Work required: Pull out every line below containing the word "ECMWF".

Records to process:
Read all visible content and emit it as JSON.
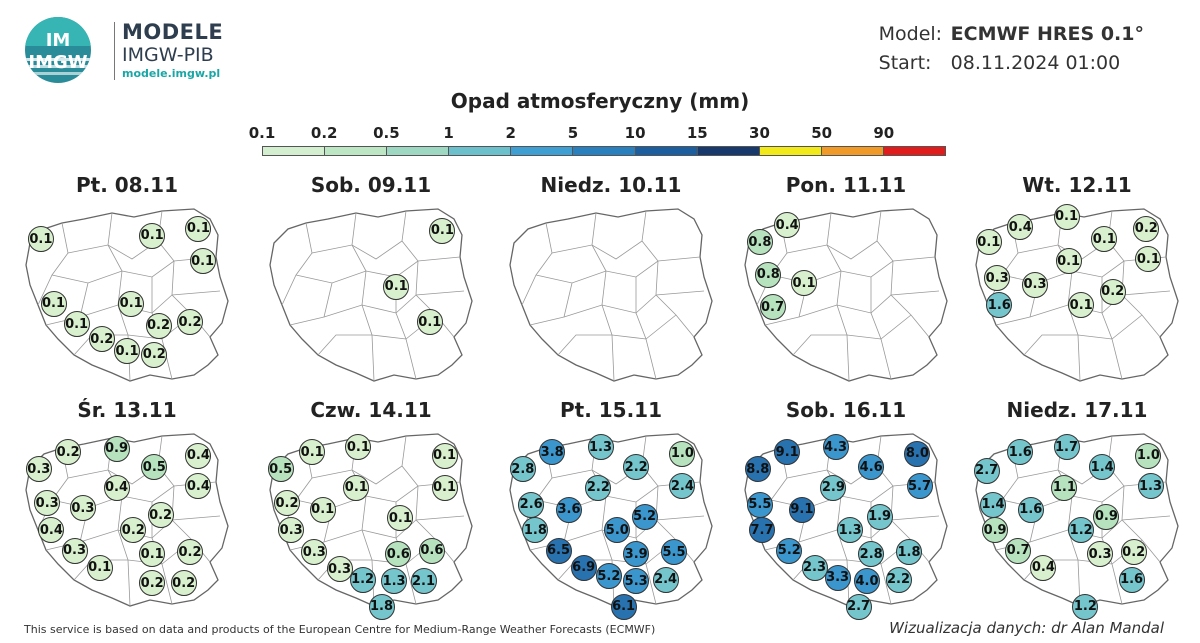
{
  "header": {
    "logo_text": "IMGW",
    "logo_title": "MODELE",
    "logo_subtitle": "IMGW-PIB",
    "logo_url": "modele.imgw.pl",
    "model_label": "Model:",
    "model_value": "ECMWF HRES 0.1°",
    "start_label": "Start:",
    "start_value": "08.11.2024 01:00"
  },
  "legend": {
    "title": "Opad atmosferyczny (mm)",
    "ticks": [
      "0.1",
      "0.2",
      "0.5",
      "1",
      "2",
      "5",
      "10",
      "15",
      "30",
      "50",
      "90"
    ],
    "colors": [
      "#ffffff",
      "#d4eed0",
      "#bde7c4",
      "#9ed8c3",
      "#6cc0cc",
      "#3f9fd2",
      "#2a7fbd",
      "#1d5f9e",
      "#17396b",
      "#f2e91a",
      "#f09a2a",
      "#e01d1d"
    ]
  },
  "colors": {
    "low": "#d8f0cd",
    "light": "#b6e2be",
    "mid": "#74c5cc",
    "high": "#3a96cc",
    "very_high": "#2872b0"
  },
  "panels": [
    {
      "title": "Pt. 08.11",
      "values": [
        {
          "v": "0.1",
          "x": 0.09,
          "y": 0.2
        },
        {
          "v": "0.1",
          "x": 0.62,
          "y": 0.18
        },
        {
          "v": "0.1",
          "x": 0.84,
          "y": 0.14
        },
        {
          "v": "0.1",
          "x": 0.86,
          "y": 0.33
        },
        {
          "v": "0.1",
          "x": 0.15,
          "y": 0.58
        },
        {
          "v": "0.1",
          "x": 0.52,
          "y": 0.58
        },
        {
          "v": "0.1",
          "x": 0.26,
          "y": 0.7
        },
        {
          "v": "0.2",
          "x": 0.65,
          "y": 0.71
        },
        {
          "v": "0.2",
          "x": 0.8,
          "y": 0.69
        },
        {
          "v": "0.2",
          "x": 0.38,
          "y": 0.79
        },
        {
          "v": "0.1",
          "x": 0.5,
          "y": 0.86
        },
        {
          "v": "0.2",
          "x": 0.63,
          "y": 0.88
        }
      ]
    },
    {
      "title": "Sob. 09.11",
      "values": [
        {
          "v": "0.1",
          "x": 0.84,
          "y": 0.15
        },
        {
          "v": "0.1",
          "x": 0.62,
          "y": 0.48
        },
        {
          "v": "0.1",
          "x": 0.78,
          "y": 0.69
        }
      ]
    },
    {
      "title": "Niedz. 10.11",
      "values": []
    },
    {
      "title": "Pon. 11.11",
      "values": [
        {
          "v": "0.4",
          "x": 0.22,
          "y": 0.12
        },
        {
          "v": "0.8",
          "x": 0.09,
          "y": 0.22
        },
        {
          "v": "0.8",
          "x": 0.13,
          "y": 0.41
        },
        {
          "v": "0.1",
          "x": 0.3,
          "y": 0.46
        },
        {
          "v": "0.7",
          "x": 0.15,
          "y": 0.6
        }
      ]
    },
    {
      "title": "Wt. 12.11",
      "values": [
        {
          "v": "0.4",
          "x": 0.23,
          "y": 0.13
        },
        {
          "v": "0.1",
          "x": 0.45,
          "y": 0.07
        },
        {
          "v": "0.2",
          "x": 0.83,
          "y": 0.14
        },
        {
          "v": "0.1",
          "x": 0.08,
          "y": 0.22
        },
        {
          "v": "0.1",
          "x": 0.63,
          "y": 0.2
        },
        {
          "v": "0.1",
          "x": 0.84,
          "y": 0.32
        },
        {
          "v": "0.1",
          "x": 0.46,
          "y": 0.33
        },
        {
          "v": "0.3",
          "x": 0.12,
          "y": 0.43
        },
        {
          "v": "0.3",
          "x": 0.3,
          "y": 0.47
        },
        {
          "v": "0.2",
          "x": 0.67,
          "y": 0.51
        },
        {
          "v": "0.1",
          "x": 0.52,
          "y": 0.59
        },
        {
          "v": "1.6",
          "x": 0.13,
          "y": 0.59
        }
      ]
    },
    {
      "title": "Śr. 13.11",
      "values": [
        {
          "v": "0.2",
          "x": 0.22,
          "y": 0.13
        },
        {
          "v": "0.9",
          "x": 0.45,
          "y": 0.11
        },
        {
          "v": "0.4",
          "x": 0.84,
          "y": 0.15
        },
        {
          "v": "0.3",
          "x": 0.08,
          "y": 0.23
        },
        {
          "v": "0.5",
          "x": 0.63,
          "y": 0.22
        },
        {
          "v": "0.4",
          "x": 0.84,
          "y": 0.33
        },
        {
          "v": "0.4",
          "x": 0.45,
          "y": 0.34
        },
        {
          "v": "0.3",
          "x": 0.12,
          "y": 0.43
        },
        {
          "v": "0.3",
          "x": 0.29,
          "y": 0.46
        },
        {
          "v": "0.2",
          "x": 0.66,
          "y": 0.5
        },
        {
          "v": "0.4",
          "x": 0.14,
          "y": 0.59
        },
        {
          "v": "0.2",
          "x": 0.53,
          "y": 0.59
        },
        {
          "v": "0.3",
          "x": 0.25,
          "y": 0.71
        },
        {
          "v": "0.1",
          "x": 0.62,
          "y": 0.73
        },
        {
          "v": "0.2",
          "x": 0.8,
          "y": 0.72
        },
        {
          "v": "0.1",
          "x": 0.37,
          "y": 0.81
        },
        {
          "v": "0.2",
          "x": 0.62,
          "y": 0.9
        },
        {
          "v": "0.2",
          "x": 0.77,
          "y": 0.9
        }
      ]
    },
    {
      "title": "Czw. 14.11",
      "values": [
        {
          "v": "0.1",
          "x": 0.22,
          "y": 0.13
        },
        {
          "v": "0.1",
          "x": 0.44,
          "y": 0.1
        },
        {
          "v": "0.1",
          "x": 0.85,
          "y": 0.15
        },
        {
          "v": "0.5",
          "x": 0.07,
          "y": 0.23
        },
        {
          "v": "0.1",
          "x": 0.43,
          "y": 0.34
        },
        {
          "v": "0.1",
          "x": 0.85,
          "y": 0.34
        },
        {
          "v": "0.2",
          "x": 0.1,
          "y": 0.43
        },
        {
          "v": "0.1",
          "x": 0.27,
          "y": 0.47
        },
        {
          "v": "0.1",
          "x": 0.64,
          "y": 0.52
        },
        {
          "v": "0.3",
          "x": 0.12,
          "y": 0.59
        },
        {
          "v": "0.3",
          "x": 0.23,
          "y": 0.72
        },
        {
          "v": "0.6",
          "x": 0.63,
          "y": 0.73
        },
        {
          "v": "0.6",
          "x": 0.79,
          "y": 0.71
        },
        {
          "v": "0.3",
          "x": 0.35,
          "y": 0.82
        },
        {
          "v": "1.2",
          "x": 0.46,
          "y": 0.88
        },
        {
          "v": "1.3",
          "x": 0.61,
          "y": 0.89
        },
        {
          "v": "2.1",
          "x": 0.75,
          "y": 0.89
        },
        {
          "v": "1.8",
          "x": 0.55,
          "y": 1.04
        }
      ]
    },
    {
      "title": "Pt. 15.11",
      "values": [
        {
          "v": "3.8",
          "x": 0.22,
          "y": 0.13
        },
        {
          "v": "1.3",
          "x": 0.45,
          "y": 0.1
        },
        {
          "v": "1.0",
          "x": 0.84,
          "y": 0.14
        },
        {
          "v": "2.8",
          "x": 0.08,
          "y": 0.23
        },
        {
          "v": "2.2",
          "x": 0.62,
          "y": 0.22
        },
        {
          "v": "2.4",
          "x": 0.84,
          "y": 0.33
        },
        {
          "v": "2.2",
          "x": 0.44,
          "y": 0.34
        },
        {
          "v": "2.6",
          "x": 0.12,
          "y": 0.44
        },
        {
          "v": "3.6",
          "x": 0.3,
          "y": 0.47
        },
        {
          "v": "5.2",
          "x": 0.66,
          "y": 0.51
        },
        {
          "v": "1.8",
          "x": 0.14,
          "y": 0.59
        },
        {
          "v": "5.0",
          "x": 0.53,
          "y": 0.59
        },
        {
          "v": "6.5",
          "x": 0.25,
          "y": 0.71
        },
        {
          "v": "3.9",
          "x": 0.62,
          "y": 0.73
        },
        {
          "v": "5.5",
          "x": 0.8,
          "y": 0.72
        },
        {
          "v": "6.9",
          "x": 0.37,
          "y": 0.81
        },
        {
          "v": "5.2",
          "x": 0.49,
          "y": 0.86
        },
        {
          "v": "5.3",
          "x": 0.62,
          "y": 0.89
        },
        {
          "v": "2.4",
          "x": 0.76,
          "y": 0.88
        },
        {
          "v": "6.1",
          "x": 0.56,
          "y": 1.04
        }
      ]
    },
    {
      "title": "Sob. 16.11",
      "values": [
        {
          "v": "9.1",
          "x": 0.22,
          "y": 0.13
        },
        {
          "v": "4.3",
          "x": 0.45,
          "y": 0.1
        },
        {
          "v": "8.0",
          "x": 0.84,
          "y": 0.14
        },
        {
          "v": "8.8",
          "x": 0.08,
          "y": 0.23
        },
        {
          "v": "4.6",
          "x": 0.62,
          "y": 0.22
        },
        {
          "v": "5.7",
          "x": 0.85,
          "y": 0.33
        },
        {
          "v": "2.9",
          "x": 0.44,
          "y": 0.34
        },
        {
          "v": "5.5",
          "x": 0.09,
          "y": 0.44
        },
        {
          "v": "9.1",
          "x": 0.29,
          "y": 0.47
        },
        {
          "v": "1.9",
          "x": 0.66,
          "y": 0.51
        },
        {
          "v": "7.7",
          "x": 0.1,
          "y": 0.59
        },
        {
          "v": "1.3",
          "x": 0.52,
          "y": 0.59
        },
        {
          "v": "5.2",
          "x": 0.23,
          "y": 0.71
        },
        {
          "v": "2.8",
          "x": 0.62,
          "y": 0.73
        },
        {
          "v": "1.8",
          "x": 0.8,
          "y": 0.72
        },
        {
          "v": "2.3",
          "x": 0.35,
          "y": 0.81
        },
        {
          "v": "3.3",
          "x": 0.46,
          "y": 0.87
        },
        {
          "v": "4.0",
          "x": 0.6,
          "y": 0.89
        },
        {
          "v": "2.2",
          "x": 0.75,
          "y": 0.88
        },
        {
          "v": "2.7",
          "x": 0.56,
          "y": 1.04
        }
      ]
    },
    {
      "title": "Niedz. 17.11",
      "values": [
        {
          "v": "1.6",
          "x": 0.23,
          "y": 0.13
        },
        {
          "v": "1.7",
          "x": 0.45,
          "y": 0.1
        },
        {
          "v": "1.0",
          "x": 0.84,
          "y": 0.15
        },
        {
          "v": "2.7",
          "x": 0.07,
          "y": 0.24
        },
        {
          "v": "1.4",
          "x": 0.62,
          "y": 0.22
        },
        {
          "v": "1.3",
          "x": 0.85,
          "y": 0.33
        },
        {
          "v": "1.1",
          "x": 0.44,
          "y": 0.34
        },
        {
          "v": "1.4",
          "x": 0.1,
          "y": 0.44
        },
        {
          "v": "1.6",
          "x": 0.28,
          "y": 0.47
        },
        {
          "v": "0.9",
          "x": 0.64,
          "y": 0.51
        },
        {
          "v": "0.9",
          "x": 0.11,
          "y": 0.59
        },
        {
          "v": "1.2",
          "x": 0.52,
          "y": 0.59
        },
        {
          "v": "0.7",
          "x": 0.22,
          "y": 0.71
        },
        {
          "v": "0.3",
          "x": 0.61,
          "y": 0.73
        },
        {
          "v": "0.2",
          "x": 0.77,
          "y": 0.72
        },
        {
          "v": "0.4",
          "x": 0.34,
          "y": 0.81
        },
        {
          "v": "1.6",
          "x": 0.76,
          "y": 0.88
        },
        {
          "v": "1.2",
          "x": 0.54,
          "y": 1.04
        }
      ]
    }
  ],
  "footer": {
    "source": "This service is based on data and products of the European Centre for Medium-Range Weather Forecasts (ECMWF)",
    "credit": "Wizualizacja danych: dr Alan Mandal"
  }
}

Correct answer:
    "model_value": "ECMWF HRES 0.1°",
    "source": "This service is based on data and products of the European Centre for Medium-Range Weather Forecasts (ECMWF)",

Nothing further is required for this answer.